#### [EXERCISE]
What follows is a set of entries. Give them again exactly, without the pictures.

─── EXCERPTED DATA ───

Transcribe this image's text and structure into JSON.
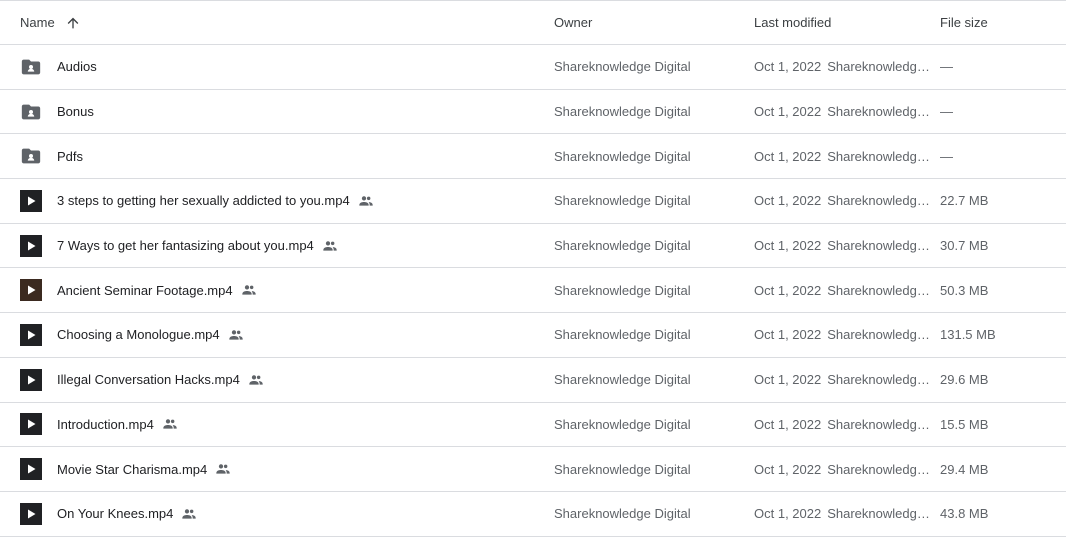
{
  "header": {
    "name_label": "Name",
    "owner_label": "Owner",
    "modified_label": "Last modified",
    "size_label": "File size",
    "sort_icon": "arrow-up-icon"
  },
  "rows": [
    {
      "type": "folder",
      "name": "Audios",
      "shared": false,
      "owner": "Shareknowledge Digital",
      "date": "Oct 1, 2022",
      "modified_by": "Shareknowledge Digital",
      "size": "—"
    },
    {
      "type": "folder",
      "name": "Bonus",
      "shared": false,
      "owner": "Shareknowledge Digital",
      "date": "Oct 1, 2022",
      "modified_by": "Shareknowledge Digital",
      "size": "—"
    },
    {
      "type": "folder",
      "name": "Pdfs",
      "shared": false,
      "owner": "Shareknowledge Digital",
      "date": "Oct 1, 2022",
      "modified_by": "Shareknowledge Digital",
      "size": "—"
    },
    {
      "type": "video",
      "name": "3 steps to getting her sexually addicted to you.mp4",
      "shared": true,
      "owner": "Shareknowledge Digital",
      "date": "Oct 1, 2022",
      "modified_by": "Shareknowledge Digital",
      "size": "22.7 MB"
    },
    {
      "type": "video",
      "name": "7 Ways to get her fantasizing about you.mp4",
      "shared": true,
      "owner": "Shareknowledge Digital",
      "date": "Oct 1, 2022",
      "modified_by": "Shareknowledge Digital",
      "size": "30.7 MB"
    },
    {
      "type": "video-thumb",
      "name": "Ancient Seminar Footage.mp4",
      "shared": true,
      "owner": "Shareknowledge Digital",
      "date": "Oct 1, 2022",
      "modified_by": "Shareknowledge Digital",
      "size": "50.3 MB"
    },
    {
      "type": "video",
      "name": "Choosing a Monologue.mp4",
      "shared": true,
      "owner": "Shareknowledge Digital",
      "date": "Oct 1, 2022",
      "modified_by": "Shareknowledge Digital",
      "size": "131.5 MB"
    },
    {
      "type": "video",
      "name": "Illegal Conversation Hacks.mp4",
      "shared": true,
      "owner": "Shareknowledge Digital",
      "date": "Oct 1, 2022",
      "modified_by": "Shareknowledge Digital",
      "size": "29.6 MB"
    },
    {
      "type": "video",
      "name": "Introduction.mp4",
      "shared": true,
      "owner": "Shareknowledge Digital",
      "date": "Oct 1, 2022",
      "modified_by": "Shareknowledge Digital",
      "size": "15.5 MB"
    },
    {
      "type": "video",
      "name": "Movie Star Charisma.mp4",
      "shared": true,
      "owner": "Shareknowledge Digital",
      "date": "Oct 1, 2022",
      "modified_by": "Shareknowledge Digital",
      "size": "29.4 MB"
    },
    {
      "type": "video",
      "name": "On Your Knees.mp4",
      "shared": true,
      "owner": "Shareknowledge Digital",
      "date": "Oct 1, 2022",
      "modified_by": "Shareknowledge Digital",
      "size": "43.8 MB"
    }
  ]
}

───

#### [THE REPLY]
Transcribe this image's text and structure into JSON.
{
  "header": {
    "name_label": "Name",
    "owner_label": "Owner",
    "modified_label": "Last modified",
    "size_label": "File size",
    "sort_icon": "arrow-up-icon"
  },
  "rows": [
    {
      "type": "folder",
      "name": "Audios",
      "shared": false,
      "owner": "Shareknowledge Digital",
      "date": "Oct 1, 2022",
      "modified_by": "Shareknowledge Digital",
      "size": "—"
    },
    {
      "type": "folder",
      "name": "Bonus",
      "shared": false,
      "owner": "Shareknowledge Digital",
      "date": "Oct 1, 2022",
      "modified_by": "Shareknowledge Digital",
      "size": "—"
    },
    {
      "type": "folder",
      "name": "Pdfs",
      "shared": false,
      "owner": "Shareknowledge Digital",
      "date": "Oct 1, 2022",
      "modified_by": "Shareknowledge Digital",
      "size": "—"
    },
    {
      "type": "video",
      "name": "3 steps to getting her sexually addicted to you.mp4",
      "shared": true,
      "owner": "Shareknowledge Digital",
      "date": "Oct 1, 2022",
      "modified_by": "Shareknowledge Digital",
      "size": "22.7 MB"
    },
    {
      "type": "video",
      "name": "7 Ways to get her fantasizing about you.mp4",
      "shared": true,
      "owner": "Shareknowledge Digital",
      "date": "Oct 1, 2022",
      "modified_by": "Shareknowledge Digital",
      "size": "30.7 MB"
    },
    {
      "type": "video-thumb",
      "name": "Ancient Seminar Footage.mp4",
      "shared": true,
      "owner": "Shareknowledge Digital",
      "date": "Oct 1, 2022",
      "modified_by": "Shareknowledge Digital",
      "size": "50.3 MB"
    },
    {
      "type": "video",
      "name": "Choosing a Monologue.mp4",
      "shared": true,
      "owner": "Shareknowledge Digital",
      "date": "Oct 1, 2022",
      "modified_by": "Shareknowledge Digital",
      "size": "131.5 MB"
    },
    {
      "type": "video",
      "name": "Illegal Conversation Hacks.mp4",
      "shared": true,
      "owner": "Shareknowledge Digital",
      "date": "Oct 1, 2022",
      "modified_by": "Shareknowledge Digital",
      "size": "29.6 MB"
    },
    {
      "type": "video",
      "name": "Introduction.mp4",
      "shared": true,
      "owner": "Shareknowledge Digital",
      "date": "Oct 1, 2022",
      "modified_by": "Shareknowledge Digital",
      "size": "15.5 MB"
    },
    {
      "type": "video",
      "name": "Movie Star Charisma.mp4",
      "shared": true,
      "owner": "Shareknowledge Digital",
      "date": "Oct 1, 2022",
      "modified_by": "Shareknowledge Digital",
      "size": "29.4 MB"
    },
    {
      "type": "video",
      "name": "On Your Knees.mp4",
      "shared": true,
      "owner": "Shareknowledge Digital",
      "date": "Oct 1, 2022",
      "modified_by": "Shareknowledge Digital",
      "size": "43.8 MB"
    }
  ]
}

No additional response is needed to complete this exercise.